● 文書抜粋:
——

観経疏光明抄
提供: 新纂浄土宗大辞典
かんぎょうしょこうみょうしょう/観経疏光明抄
一八巻。長西撰。金沢文庫保管。善導『観経疏』に対する註釈書。玄義分七巻・序分義三巻・定善義四巻・散善義四巻の全一八巻で、このうち巻三および巻五の一部(玄義分)、巻八・一〇(序分義)、巻一五から一八(散善義)が現存する。本書は「惣じて定散諸善を以て弥陀の本願となし、別して念仏一行を以て本願の正意となす。念仏の中に於ては観念等を以て傍となし、称名等を以て正となす」(巻三)という諸行本願義の立場から『観経疏』を註釈したもので、長西の教学・思想を考察する上で重要な資料である。本書の成立は、長西が七八歳で『観経疏』の講義を行ったと伝える凝然『維摩経疏菴羅記』九の記載から、弘長元年(一二六一)頃と考えられてきたが、近年、建長年間(一二四九—一二五六)の良忠の講録である『観経疏聞書』に『光明抄』の影響を見ることができるとし、成立年時を早める説も提唱されている。

——

● 表示情報:
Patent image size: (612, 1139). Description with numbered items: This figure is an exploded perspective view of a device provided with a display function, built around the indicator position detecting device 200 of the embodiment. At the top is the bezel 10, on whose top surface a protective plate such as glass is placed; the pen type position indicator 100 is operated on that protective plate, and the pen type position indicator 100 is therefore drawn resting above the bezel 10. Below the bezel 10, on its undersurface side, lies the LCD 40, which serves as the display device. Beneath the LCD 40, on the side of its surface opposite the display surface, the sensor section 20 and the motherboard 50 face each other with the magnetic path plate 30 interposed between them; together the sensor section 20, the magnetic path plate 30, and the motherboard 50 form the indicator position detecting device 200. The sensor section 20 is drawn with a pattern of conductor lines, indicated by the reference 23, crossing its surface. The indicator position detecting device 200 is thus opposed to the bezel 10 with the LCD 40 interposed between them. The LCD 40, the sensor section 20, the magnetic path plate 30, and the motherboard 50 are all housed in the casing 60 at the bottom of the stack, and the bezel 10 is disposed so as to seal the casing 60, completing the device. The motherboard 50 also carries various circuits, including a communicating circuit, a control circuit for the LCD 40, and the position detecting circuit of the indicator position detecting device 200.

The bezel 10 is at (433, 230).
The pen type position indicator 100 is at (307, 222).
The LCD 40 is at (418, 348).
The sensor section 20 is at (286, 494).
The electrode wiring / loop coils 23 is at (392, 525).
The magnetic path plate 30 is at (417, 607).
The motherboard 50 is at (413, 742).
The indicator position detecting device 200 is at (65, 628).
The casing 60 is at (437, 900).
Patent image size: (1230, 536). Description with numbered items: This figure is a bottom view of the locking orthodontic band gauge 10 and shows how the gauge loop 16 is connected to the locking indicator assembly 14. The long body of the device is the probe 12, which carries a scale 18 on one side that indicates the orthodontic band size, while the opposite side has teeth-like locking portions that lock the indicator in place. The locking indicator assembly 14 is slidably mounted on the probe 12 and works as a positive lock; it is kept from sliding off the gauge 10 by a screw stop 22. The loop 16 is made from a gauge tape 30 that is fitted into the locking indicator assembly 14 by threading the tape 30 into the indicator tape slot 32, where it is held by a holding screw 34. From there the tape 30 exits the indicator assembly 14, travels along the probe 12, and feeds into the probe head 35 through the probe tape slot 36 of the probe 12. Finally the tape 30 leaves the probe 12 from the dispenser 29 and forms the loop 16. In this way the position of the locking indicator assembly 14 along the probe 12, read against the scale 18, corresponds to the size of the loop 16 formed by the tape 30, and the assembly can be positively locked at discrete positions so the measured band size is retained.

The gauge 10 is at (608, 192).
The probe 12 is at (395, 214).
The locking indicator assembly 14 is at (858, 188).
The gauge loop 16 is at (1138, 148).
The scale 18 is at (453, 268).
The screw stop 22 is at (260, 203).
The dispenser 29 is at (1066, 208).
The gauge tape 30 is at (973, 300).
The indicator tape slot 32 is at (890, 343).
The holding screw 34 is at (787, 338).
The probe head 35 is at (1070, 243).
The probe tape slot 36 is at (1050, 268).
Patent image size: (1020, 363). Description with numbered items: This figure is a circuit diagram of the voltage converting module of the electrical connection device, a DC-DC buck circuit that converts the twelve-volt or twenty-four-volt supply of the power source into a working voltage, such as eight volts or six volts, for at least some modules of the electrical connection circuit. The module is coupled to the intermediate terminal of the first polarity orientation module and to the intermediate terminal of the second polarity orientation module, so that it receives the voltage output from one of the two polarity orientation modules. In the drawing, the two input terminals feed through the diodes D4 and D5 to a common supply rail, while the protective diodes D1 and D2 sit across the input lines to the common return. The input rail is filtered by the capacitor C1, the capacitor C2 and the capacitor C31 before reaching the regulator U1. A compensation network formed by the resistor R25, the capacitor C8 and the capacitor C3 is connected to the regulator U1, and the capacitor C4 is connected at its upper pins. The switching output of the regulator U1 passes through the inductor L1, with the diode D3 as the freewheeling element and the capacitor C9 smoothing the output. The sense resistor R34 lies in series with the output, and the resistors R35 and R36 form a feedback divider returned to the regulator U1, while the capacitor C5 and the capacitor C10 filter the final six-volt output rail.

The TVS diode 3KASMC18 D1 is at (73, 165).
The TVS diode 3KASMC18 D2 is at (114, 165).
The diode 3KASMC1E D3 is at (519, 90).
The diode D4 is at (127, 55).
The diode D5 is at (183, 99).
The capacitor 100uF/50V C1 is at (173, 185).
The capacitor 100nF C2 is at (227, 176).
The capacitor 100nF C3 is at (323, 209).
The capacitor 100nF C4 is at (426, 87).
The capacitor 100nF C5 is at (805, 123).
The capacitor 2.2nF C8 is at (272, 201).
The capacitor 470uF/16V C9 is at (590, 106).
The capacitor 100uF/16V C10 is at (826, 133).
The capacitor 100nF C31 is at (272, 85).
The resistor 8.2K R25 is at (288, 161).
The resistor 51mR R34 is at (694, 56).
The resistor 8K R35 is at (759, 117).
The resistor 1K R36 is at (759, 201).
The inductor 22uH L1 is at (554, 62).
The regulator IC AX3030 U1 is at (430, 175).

——

● 作業指示: 上にある『観経疏光明抄』の辞典項目を、最初から最後まで一字も変えずに書き写してください。

● 解答:
観経疏光明抄
提供: 新纂浄土宗大辞典
かんぎょうしょこうみょうしょう/観経疏光明抄
一八巻。長西撰。金沢文庫保管。善導『観経疏』に対する註釈書。玄義分七巻・序分義三巻・定善義四巻・散善義四巻の全一八巻で、このうち巻三および巻五の一部(玄義分)、巻八・一〇(序分義)、巻一五から一八(散善義)が現存する。本書は「惣じて定散諸善を以て弥陀の本願となし、別して念仏一行を以て本願の正意となす。念仏の中に於ては観念等を以て傍となし、称名等を以て正となす」(巻三)という諸行本願義の立場から『観経疏』を註釈したもので、長西の教学・思想を考察する上で重要な資料である。本書の成立は、長西が七八歳で『観経疏』の講義を行ったと伝える凝然『維摩経疏菴羅記』九の記載から、弘長元年(一二六一)頃と考えられてきたが、近年、建長年間(一二四九—一二五六)の良忠の講録である『観経疏聞書』に『光明抄』の影響を見ることができるとし、成立年時を早める説も提唱されている。